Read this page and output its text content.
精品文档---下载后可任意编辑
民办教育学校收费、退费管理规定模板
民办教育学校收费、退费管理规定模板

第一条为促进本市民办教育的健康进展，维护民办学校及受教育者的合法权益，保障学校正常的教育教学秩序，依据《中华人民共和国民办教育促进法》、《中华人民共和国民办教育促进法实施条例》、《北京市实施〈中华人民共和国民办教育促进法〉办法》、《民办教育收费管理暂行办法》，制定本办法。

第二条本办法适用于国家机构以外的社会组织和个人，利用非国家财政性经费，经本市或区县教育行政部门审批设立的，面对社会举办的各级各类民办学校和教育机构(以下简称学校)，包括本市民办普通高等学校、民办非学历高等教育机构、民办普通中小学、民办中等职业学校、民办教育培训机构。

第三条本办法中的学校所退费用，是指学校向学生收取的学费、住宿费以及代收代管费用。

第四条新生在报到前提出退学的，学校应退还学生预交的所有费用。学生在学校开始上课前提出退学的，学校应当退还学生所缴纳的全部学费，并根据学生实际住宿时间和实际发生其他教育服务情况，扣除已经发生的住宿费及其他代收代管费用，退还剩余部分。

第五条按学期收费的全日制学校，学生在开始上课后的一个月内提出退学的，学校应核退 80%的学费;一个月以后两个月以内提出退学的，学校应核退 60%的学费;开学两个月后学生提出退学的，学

________________________

## Stated problem
Return the whole listing exactly.

## The answer
Read this page and output its text content.
精品文档---下载后可任意编辑
民办教育学校收费、退费管理规定模板
民办教育学校收费、退费管理规定模板

第一条为促进本市民办教育的健康进展，维护民办学校及受教育者的合法权益，保障学校正常的教育教学秩序，依据《中华人民共和国民办教育促进法》、《中华人民共和国民办教育促进法实施条例》、《北京市实施〈中华人民共和国民办教育促进法〉办法》、《民办教育收费管理暂行办法》，制定本办法。

第二条本办法适用于国家机构以外的社会组织和个人，利用非国家财政性经费，经本市或区县教育行政部门审批设立的，面对社会举办的各级各类民办学校和教育机构(以下简称学校)，包括本市民办普通高等学校、民办非学历高等教育机构、民办普通中小学、民办中等职业学校、民办教育培训机构。

第三条本办法中的学校所退费用，是指学校向学生收取的学费、住宿费以及代收代管费用。

第四条新生在报到前提出退学的，学校应退还学生预交的所有费用。学生在学校开始上课前提出退学的，学校应当退还学生所缴纳的全部学费，并根据学生实际住宿时间和实际发生其他教育服务情况，扣除已经发生的住宿费及其他代收代管费用，退还剩余部分。

第五条按学期收费的全日制学校，学生在开始上课后的一个月内提出退学的，学校应核退 80%的学费;一个月以后两个月以内提出退学的，学校应核退 60%的学费;开学两个月后学生提出退学的，学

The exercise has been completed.